What to produce:
Images are not part of the copy; transcribe all the data exactly.

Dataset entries

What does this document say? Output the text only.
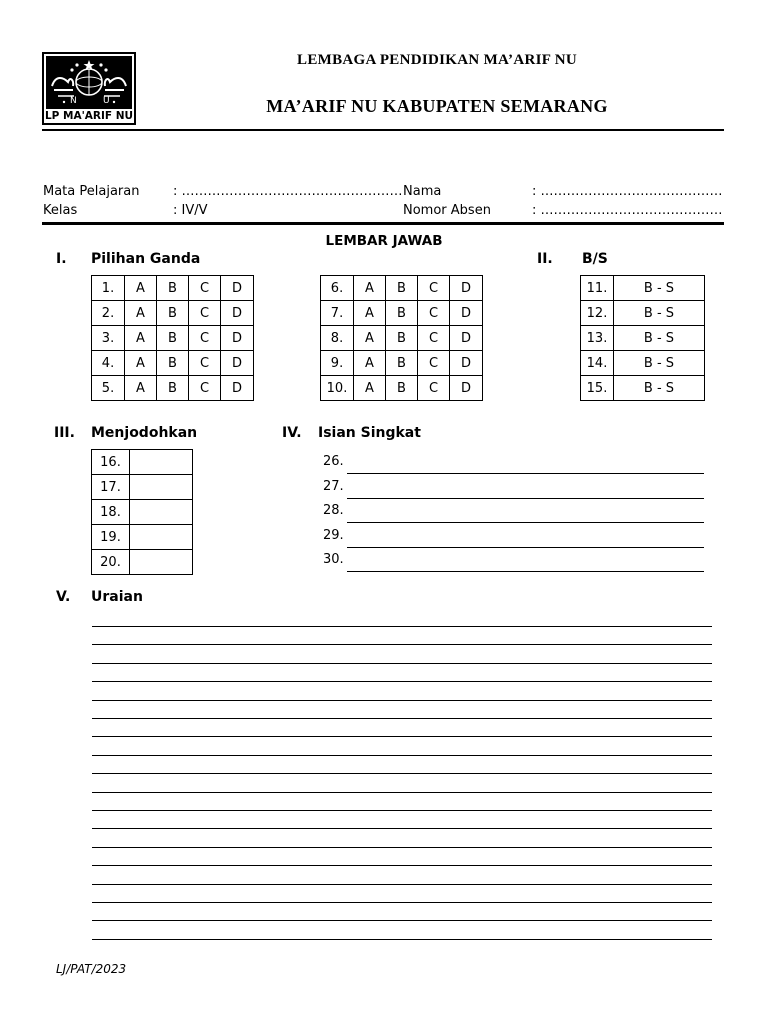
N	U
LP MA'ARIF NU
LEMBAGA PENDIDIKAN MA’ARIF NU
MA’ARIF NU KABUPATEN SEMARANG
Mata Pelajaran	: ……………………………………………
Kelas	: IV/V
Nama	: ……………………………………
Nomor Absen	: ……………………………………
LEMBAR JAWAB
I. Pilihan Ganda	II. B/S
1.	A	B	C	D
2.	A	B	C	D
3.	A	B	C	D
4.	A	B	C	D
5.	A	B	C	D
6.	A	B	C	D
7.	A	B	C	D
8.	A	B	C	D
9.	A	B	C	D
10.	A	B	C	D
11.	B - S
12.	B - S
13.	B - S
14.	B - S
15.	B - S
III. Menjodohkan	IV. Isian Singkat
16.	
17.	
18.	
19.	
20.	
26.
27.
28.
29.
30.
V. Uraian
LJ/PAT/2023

Full output:
What does this document say? Output the text only.
N	U
LP MA'ARIF NU
LEMBAGA PENDIDIKAN MA’ARIF NU
MA’ARIF NU KABUPATEN SEMARANG
Mata Pelajaran	: ……………………………………………
Kelas	: IV/V
Nama	: ……………………………………
Nomor Absen	: ……………………………………
LEMBAR JAWAB
I. Pilihan Ganda	II. B/S
1.	A	B	C	D
2.	A	B	C	D
3.	A	B	C	D
4.	A	B	C	D
5.	A	B	C	D
6.	A	B	C	D
7.	A	B	C	D
8.	A	B	C	D
9.	A	B	C	D
10.	A	B	C	D
11.	B - S
12.	B - S
13.	B - S
14.	B - S
15.	B - S
III. Menjodohkan	IV. Isian Singkat
16.	
17.	
18.	
19.	
20.	
26.
27.
28.
29.
30.
V. Uraian
LJ/PAT/2023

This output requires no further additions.